== INFORMATION SHOWN

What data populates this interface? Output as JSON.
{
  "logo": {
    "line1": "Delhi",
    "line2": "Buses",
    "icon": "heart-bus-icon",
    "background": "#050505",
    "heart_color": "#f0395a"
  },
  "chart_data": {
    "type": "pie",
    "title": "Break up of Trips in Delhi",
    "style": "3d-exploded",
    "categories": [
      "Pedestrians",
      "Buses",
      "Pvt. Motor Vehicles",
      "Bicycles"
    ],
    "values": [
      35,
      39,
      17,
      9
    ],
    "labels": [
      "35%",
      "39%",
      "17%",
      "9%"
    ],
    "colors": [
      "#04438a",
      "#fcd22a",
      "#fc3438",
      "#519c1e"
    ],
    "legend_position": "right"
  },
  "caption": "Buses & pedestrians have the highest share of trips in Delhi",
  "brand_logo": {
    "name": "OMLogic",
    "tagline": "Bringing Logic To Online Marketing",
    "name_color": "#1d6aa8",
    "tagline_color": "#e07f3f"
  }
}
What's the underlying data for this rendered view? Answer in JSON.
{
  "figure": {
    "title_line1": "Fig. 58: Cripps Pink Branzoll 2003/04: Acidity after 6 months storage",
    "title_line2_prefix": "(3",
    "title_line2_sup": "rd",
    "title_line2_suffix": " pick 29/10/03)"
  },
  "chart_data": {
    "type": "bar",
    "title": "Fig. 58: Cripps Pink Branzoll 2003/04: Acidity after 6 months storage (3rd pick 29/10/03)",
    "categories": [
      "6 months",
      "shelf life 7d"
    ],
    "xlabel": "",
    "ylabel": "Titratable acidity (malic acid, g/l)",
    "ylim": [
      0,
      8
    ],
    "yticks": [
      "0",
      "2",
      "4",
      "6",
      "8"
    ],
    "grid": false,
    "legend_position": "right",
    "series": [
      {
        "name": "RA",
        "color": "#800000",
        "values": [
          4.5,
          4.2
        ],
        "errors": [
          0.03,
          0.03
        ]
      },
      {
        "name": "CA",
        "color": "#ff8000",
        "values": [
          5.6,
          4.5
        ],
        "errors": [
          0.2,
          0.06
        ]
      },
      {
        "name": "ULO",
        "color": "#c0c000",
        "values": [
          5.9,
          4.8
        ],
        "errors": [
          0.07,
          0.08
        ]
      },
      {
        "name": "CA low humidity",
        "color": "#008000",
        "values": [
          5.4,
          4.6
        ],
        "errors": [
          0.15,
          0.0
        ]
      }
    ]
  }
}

====

→ **WRITTEN PROBLEM**: Reproduce all of the entries word for word.

→ **ANSWER FOR THE TASK**:
What data populates this interface? Output as JSON.
{
  "logo": {
    "line1": "Delhi",
    "line2": "Buses",
    "icon": "heart-bus-icon",
    "background": "#050505",
    "heart_color": "#f0395a"
  },
  "chart_data": {
    "type": "pie",
    "title": "Break up of Trips in Delhi",
    "style": "3d-exploded",
    "categories": [
      "Pedestrians",
      "Buses",
      "Pvt. Motor Vehicles",
      "Bicycles"
    ],
    "values": [
      35,
      39,
      17,
      9
    ],
    "labels": [
      "35%",
      "39%",
      "17%",
      "9%"
    ],
    "colors": [
      "#04438a",
      "#fcd22a",
      "#fc3438",
      "#519c1e"
    ],
    "legend_position": "right"
  },
  "caption": "Buses & pedestrians have the highest share of trips in Delhi",
  "brand_logo": {
    "name": "OMLogic",
    "tagline": "Bringing Logic To Online Marketing",
    "name_color": "#1d6aa8",
    "tagline_color": "#e07f3f"
  }
}
What's the underlying data for this rendered view? Answer in JSON.
{
  "figure": {
    "title_line1": "Fig. 58: Cripps Pink Branzoll 2003/04: Acidity after 6 months storage",
    "title_line2_prefix": "(3",
    "title_line2_sup": "rd",
    "title_line2_suffix": " pick 29/10/03)"
  },
  "chart_data": {
    "type": "bar",
    "title": "Fig. 58: Cripps Pink Branzoll 2003/04: Acidity after 6 months storage (3rd pick 29/10/03)",
    "categories": [
      "6 months",
      "shelf life 7d"
    ],
    "xlabel": "",
    "ylabel": "Titratable acidity (malic acid, g/l)",
    "ylim": [
      0,
      8
    ],
    "yticks": [
      "0",
      "2",
      "4",
      "6",
      "8"
    ],
    "grid": false,
    "legend_position": "right",
    "series": [
      {
        "name": "RA",
        "color": "#800000",
        "values": [
          4.5,
          4.2
        ],
        "errors": [
          0.03,
          0.03
        ]
      },
      {
        "name": "CA",
        "color": "#ff8000",
        "values": [
          5.6,
          4.5
        ],
        "errors": [
          0.2,
          0.06
        ]
      },
      {
        "name": "ULO",
        "color": "#c0c000",
        "values": [
          5.9,
          4.8
        ],
        "errors": [
          0.07,
          0.08
        ]
      },
      {
        "name": "CA low humidity",
        "color": "#008000",
        "values": [
          5.4,
          4.6
        ],
        "errors": [
          0.15,
          0.0
        ]
      }
    ]
  }
}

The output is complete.